== What to work on ==
Reproduce each of the lines word for word.

== Collected data entries ==
==================================================
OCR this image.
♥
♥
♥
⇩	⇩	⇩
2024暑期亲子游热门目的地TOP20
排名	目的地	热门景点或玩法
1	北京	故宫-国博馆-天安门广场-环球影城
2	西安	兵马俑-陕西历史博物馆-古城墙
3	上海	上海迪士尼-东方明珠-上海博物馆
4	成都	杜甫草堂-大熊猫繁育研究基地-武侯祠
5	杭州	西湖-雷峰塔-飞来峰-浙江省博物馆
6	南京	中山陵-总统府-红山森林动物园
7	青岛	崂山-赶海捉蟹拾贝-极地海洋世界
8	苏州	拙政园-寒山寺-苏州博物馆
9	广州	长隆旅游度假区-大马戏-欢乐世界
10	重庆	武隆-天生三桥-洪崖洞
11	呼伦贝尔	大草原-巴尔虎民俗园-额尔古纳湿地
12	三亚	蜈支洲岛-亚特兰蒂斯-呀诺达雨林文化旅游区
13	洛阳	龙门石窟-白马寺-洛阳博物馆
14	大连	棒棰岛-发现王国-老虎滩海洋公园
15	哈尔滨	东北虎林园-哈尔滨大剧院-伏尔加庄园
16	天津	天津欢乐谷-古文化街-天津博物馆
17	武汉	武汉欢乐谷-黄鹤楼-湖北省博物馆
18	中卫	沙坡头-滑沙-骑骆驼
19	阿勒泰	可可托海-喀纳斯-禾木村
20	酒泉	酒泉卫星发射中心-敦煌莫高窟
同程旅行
==================================================
== Solution for this task ==
OCR this image.
♥
♥
♥
⇩	⇩	⇩
2024暑期亲子游热门目的地TOP20
排名	目的地	热门景点或玩法
1	北京	故宫-国博馆-天安门广场-环球影城
2	西安	兵马俑-陕西历史博物馆-古城墙
3	上海	上海迪士尼-东方明珠-上海博物馆
4	成都	杜甫草堂-大熊猫繁育研究基地-武侯祠
5	杭州	西湖-雷峰塔-飞来峰-浙江省博物馆
6	南京	中山陵-总统府-红山森林动物园
7	青岛	崂山-赶海捉蟹拾贝-极地海洋世界
8	苏州	拙政园-寒山寺-苏州博物馆
9	广州	长隆旅游度假区-大马戏-欢乐世界
10	重庆	武隆-天生三桥-洪崖洞
11	呼伦贝尔	大草原-巴尔虎民俗园-额尔古纳湿地
12	三亚	蜈支洲岛-亚特兰蒂斯-呀诺达雨林文化旅游区
13	洛阳	龙门石窟-白马寺-洛阳博物馆
14	大连	棒棰岛-发现王国-老虎滩海洋公园
15	哈尔滨	东北虎林园-哈尔滨大剧院-伏尔加庄园
16	天津	天津欢乐谷-古文化街-天津博物馆
17	武汉	武汉欢乐谷-黄鹤楼-湖北省博物馆
18	中卫	沙坡头-滑沙-骑骆驼
19	阿勒泰	可可托海-喀纳斯-禾木村
20	酒泉	酒泉卫星发射中心-敦煌莫高窟
同程旅行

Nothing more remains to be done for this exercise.